───── Dataset extract
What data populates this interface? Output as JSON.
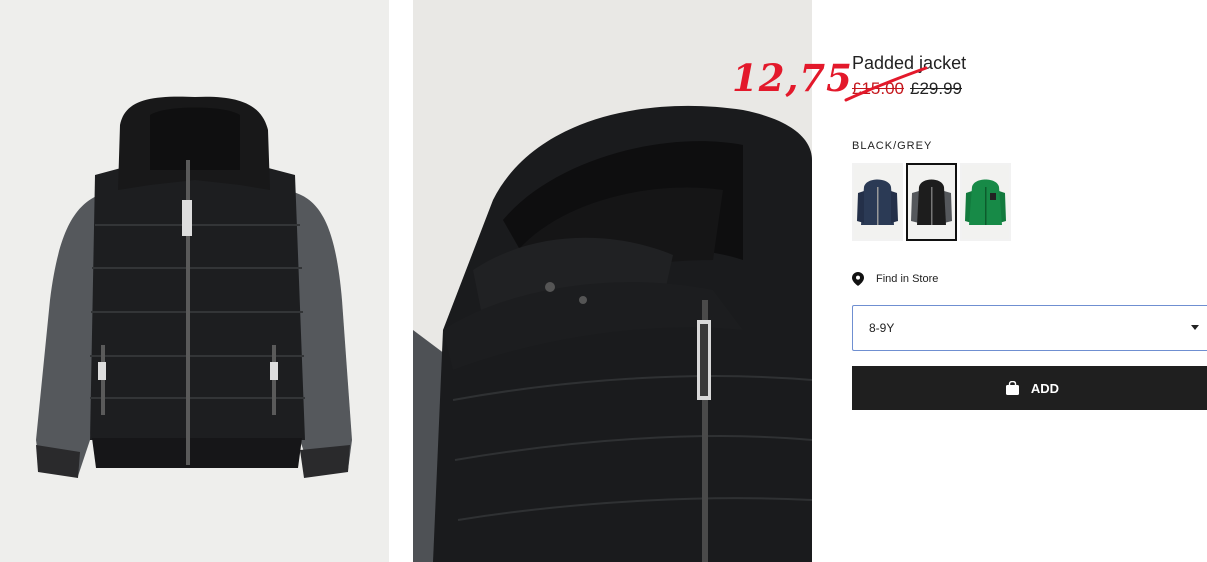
{
  "product": {
    "title": "Padded jacket",
    "price_sale": "£15.00",
    "price_original": "£29.99",
    "handwritten_price": "12,75",
    "color_label": "BLACK/GREY",
    "swatches": [
      {
        "name": "navy",
        "color": "#2b3a55"
      },
      {
        "name": "black-grey",
        "color": "#1d1d1d",
        "selected": true
      },
      {
        "name": "green",
        "color": "#178a47"
      }
    ],
    "find_in_store": "Find in Store",
    "size_selected": "8-9Y",
    "add_label": "ADD"
  },
  "colors": {
    "sale": "#c4161c",
    "handwriting": "#e3192b",
    "button": "#1f1f1f",
    "select_border": "#6f8fd1"
  },
  "icons": [
    "location-pin-icon",
    "shopping-bag-icon",
    "chevron-down-icon"
  ]
}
──────────
Given request - Search the lines above for the string "name", then show every one that has it.

Reply to the exercise -
        "name": "navy",
        "name": "black-grey",
        "name": "green",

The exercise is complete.